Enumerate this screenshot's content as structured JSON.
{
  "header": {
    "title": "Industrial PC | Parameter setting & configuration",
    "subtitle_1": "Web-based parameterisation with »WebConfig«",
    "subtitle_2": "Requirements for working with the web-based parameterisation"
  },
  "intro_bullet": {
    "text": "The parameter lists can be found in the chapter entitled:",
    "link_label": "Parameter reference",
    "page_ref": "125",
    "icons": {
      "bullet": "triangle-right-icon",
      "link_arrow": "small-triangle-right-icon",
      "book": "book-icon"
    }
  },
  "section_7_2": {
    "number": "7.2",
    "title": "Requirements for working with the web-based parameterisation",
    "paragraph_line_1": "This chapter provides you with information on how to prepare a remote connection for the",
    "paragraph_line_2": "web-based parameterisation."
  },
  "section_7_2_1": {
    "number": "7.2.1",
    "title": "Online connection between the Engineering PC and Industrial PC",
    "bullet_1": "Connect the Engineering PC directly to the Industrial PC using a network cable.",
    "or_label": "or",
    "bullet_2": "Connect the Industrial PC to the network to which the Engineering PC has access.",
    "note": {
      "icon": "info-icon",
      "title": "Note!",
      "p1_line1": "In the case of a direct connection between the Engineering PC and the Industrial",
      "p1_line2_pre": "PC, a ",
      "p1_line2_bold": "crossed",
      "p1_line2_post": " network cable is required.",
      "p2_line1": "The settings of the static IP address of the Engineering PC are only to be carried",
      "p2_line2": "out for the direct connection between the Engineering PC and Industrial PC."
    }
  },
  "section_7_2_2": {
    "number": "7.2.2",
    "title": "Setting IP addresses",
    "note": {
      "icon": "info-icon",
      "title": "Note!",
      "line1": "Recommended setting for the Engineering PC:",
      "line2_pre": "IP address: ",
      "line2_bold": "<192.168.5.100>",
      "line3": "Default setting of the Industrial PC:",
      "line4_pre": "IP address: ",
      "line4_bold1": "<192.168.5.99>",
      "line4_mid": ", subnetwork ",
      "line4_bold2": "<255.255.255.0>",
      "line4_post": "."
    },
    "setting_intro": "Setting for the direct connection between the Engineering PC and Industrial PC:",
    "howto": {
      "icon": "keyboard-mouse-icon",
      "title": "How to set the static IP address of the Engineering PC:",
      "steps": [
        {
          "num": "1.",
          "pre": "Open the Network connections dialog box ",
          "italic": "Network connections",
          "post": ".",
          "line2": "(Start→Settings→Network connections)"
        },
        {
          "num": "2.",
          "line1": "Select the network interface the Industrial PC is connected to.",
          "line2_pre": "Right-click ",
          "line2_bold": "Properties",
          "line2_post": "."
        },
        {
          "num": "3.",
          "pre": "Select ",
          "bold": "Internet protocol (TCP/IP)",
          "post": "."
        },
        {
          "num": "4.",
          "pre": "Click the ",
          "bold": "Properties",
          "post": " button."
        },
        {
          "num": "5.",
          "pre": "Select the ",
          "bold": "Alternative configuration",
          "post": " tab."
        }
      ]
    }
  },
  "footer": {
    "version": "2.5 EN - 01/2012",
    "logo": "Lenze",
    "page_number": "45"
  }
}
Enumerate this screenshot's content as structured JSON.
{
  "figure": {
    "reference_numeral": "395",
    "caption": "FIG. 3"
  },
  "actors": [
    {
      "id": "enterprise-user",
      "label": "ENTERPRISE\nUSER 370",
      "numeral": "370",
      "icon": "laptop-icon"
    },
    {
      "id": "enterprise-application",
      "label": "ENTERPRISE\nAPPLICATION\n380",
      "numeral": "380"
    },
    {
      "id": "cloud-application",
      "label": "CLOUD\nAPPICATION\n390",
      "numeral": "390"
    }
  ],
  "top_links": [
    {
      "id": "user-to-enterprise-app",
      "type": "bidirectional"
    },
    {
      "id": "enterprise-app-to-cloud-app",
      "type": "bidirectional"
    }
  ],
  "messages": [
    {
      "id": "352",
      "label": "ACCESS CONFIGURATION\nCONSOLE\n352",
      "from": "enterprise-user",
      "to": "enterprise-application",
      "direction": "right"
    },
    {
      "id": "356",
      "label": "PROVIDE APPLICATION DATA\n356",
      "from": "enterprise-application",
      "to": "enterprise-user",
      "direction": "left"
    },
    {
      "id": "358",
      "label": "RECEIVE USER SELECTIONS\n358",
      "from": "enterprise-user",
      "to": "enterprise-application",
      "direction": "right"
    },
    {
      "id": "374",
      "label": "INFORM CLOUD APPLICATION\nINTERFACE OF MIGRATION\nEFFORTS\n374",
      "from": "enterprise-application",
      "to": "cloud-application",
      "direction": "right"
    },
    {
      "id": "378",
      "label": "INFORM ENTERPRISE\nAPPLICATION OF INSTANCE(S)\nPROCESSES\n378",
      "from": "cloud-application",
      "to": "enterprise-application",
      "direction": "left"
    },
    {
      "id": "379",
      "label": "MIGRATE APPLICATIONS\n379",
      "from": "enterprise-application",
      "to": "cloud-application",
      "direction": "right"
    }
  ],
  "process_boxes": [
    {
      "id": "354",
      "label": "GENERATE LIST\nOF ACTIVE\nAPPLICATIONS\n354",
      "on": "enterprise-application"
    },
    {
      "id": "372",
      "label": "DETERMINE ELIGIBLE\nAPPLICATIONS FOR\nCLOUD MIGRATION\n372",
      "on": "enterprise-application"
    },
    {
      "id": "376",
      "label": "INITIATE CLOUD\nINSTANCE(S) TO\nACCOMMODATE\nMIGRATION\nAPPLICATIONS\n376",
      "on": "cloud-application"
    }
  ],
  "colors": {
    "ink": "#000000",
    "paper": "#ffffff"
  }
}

·····

**Exercise description**
Find the word "parameterisation" in the records and pull out each line that has it.

**Exercise solution**
    "subtitle_1": "Web-based parameterisation with »WebConfig«",
    "subtitle_2": "Requirements for working with the web-based parameterisation"
    "title": "Requirements for working with the web-based parameterisation",
    "paragraph_line_2": "web-based parameterisation."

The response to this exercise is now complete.